Write the data out again in full, with no departure from the original.

==== SUPPLIED INFORMATION ====

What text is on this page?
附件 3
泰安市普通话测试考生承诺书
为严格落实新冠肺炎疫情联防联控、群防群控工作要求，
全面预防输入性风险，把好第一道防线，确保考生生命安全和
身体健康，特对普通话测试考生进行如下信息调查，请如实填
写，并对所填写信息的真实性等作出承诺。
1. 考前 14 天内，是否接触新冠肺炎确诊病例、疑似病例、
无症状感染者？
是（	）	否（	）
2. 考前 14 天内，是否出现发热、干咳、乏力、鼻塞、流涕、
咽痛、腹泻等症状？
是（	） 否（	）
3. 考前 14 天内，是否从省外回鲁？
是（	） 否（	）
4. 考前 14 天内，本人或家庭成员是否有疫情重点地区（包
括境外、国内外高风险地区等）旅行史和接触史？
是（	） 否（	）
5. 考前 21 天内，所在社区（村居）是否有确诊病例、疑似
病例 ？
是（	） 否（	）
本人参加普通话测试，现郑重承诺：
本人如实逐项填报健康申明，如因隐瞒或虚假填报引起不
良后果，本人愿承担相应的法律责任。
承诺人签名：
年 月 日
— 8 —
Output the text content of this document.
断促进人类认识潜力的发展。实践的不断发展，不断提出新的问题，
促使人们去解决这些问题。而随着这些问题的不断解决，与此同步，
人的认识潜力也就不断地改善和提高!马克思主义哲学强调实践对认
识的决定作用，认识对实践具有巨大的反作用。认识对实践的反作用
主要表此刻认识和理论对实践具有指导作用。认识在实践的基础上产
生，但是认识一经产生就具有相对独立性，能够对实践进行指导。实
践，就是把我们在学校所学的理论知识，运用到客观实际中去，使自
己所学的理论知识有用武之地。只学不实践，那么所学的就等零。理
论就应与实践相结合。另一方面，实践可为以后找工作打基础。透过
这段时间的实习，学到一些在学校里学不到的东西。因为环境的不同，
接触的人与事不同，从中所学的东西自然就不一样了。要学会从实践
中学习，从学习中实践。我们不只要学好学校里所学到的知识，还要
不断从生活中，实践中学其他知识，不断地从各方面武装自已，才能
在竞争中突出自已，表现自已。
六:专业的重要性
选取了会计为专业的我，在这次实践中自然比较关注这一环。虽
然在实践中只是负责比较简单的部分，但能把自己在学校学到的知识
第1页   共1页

====

> _SOLUTION TO THIS PROBLEM_:
What text is on this page?
附件 3
泰安市普通话测试考生承诺书
为严格落实新冠肺炎疫情联防联控、群防群控工作要求，
全面预防输入性风险，把好第一道防线，确保考生生命安全和
身体健康，特对普通话测试考生进行如下信息调查，请如实填
写，并对所填写信息的真实性等作出承诺。
1. 考前 14 天内，是否接触新冠肺炎确诊病例、疑似病例、
无症状感染者？
是（	）	否（	）
2. 考前 14 天内，是否出现发热、干咳、乏力、鼻塞、流涕、
咽痛、腹泻等症状？
是（	） 否（	）
3. 考前 14 天内，是否从省外回鲁？
是（	） 否（	）
4. 考前 14 天内，本人或家庭成员是否有疫情重点地区（包
括境外、国内外高风险地区等）旅行史和接触史？
是（	） 否（	）
5. 考前 21 天内，所在社区（村居）是否有确诊病例、疑似
病例 ？
是（	） 否（	）
本人参加普通话测试，现郑重承诺：
本人如实逐项填报健康申明，如因隐瞒或虚假填报引起不
良后果，本人愿承担相应的法律责任。
承诺人签名：
年 月 日
— 8 —
Output the text content of this document.
断促进人类认识潜力的发展。实践的不断发展，不断提出新的问题，
促使人们去解决这些问题。而随着这些问题的不断解决，与此同步，
人的认识潜力也就不断地改善和提高!马克思主义哲学强调实践对认
识的决定作用，认识对实践具有巨大的反作用。认识对实践的反作用
主要表此刻认识和理论对实践具有指导作用。认识在实践的基础上产
生，但是认识一经产生就具有相对独立性，能够对实践进行指导。实
践，就是把我们在学校所学的理论知识，运用到客观实际中去，使自
己所学的理论知识有用武之地。只学不实践，那么所学的就等零。理
论就应与实践相结合。另一方面，实践可为以后找工作打基础。透过
这段时间的实习，学到一些在学校里学不到的东西。因为环境的不同，
接触的人与事不同，从中所学的东西自然就不一样了。要学会从实践
中学习，从学习中实践。我们不只要学好学校里所学到的知识，还要
不断从生活中，实践中学其他知识，不断地从各方面武装自已，才能
在竞争中突出自已，表现自已。
六:专业的重要性
选取了会计为专业的我，在这次实践中自然比较关注这一环。虽
然在实践中只是负责比较简单的部分，但能把自己在学校学到的知识
第1页   共1页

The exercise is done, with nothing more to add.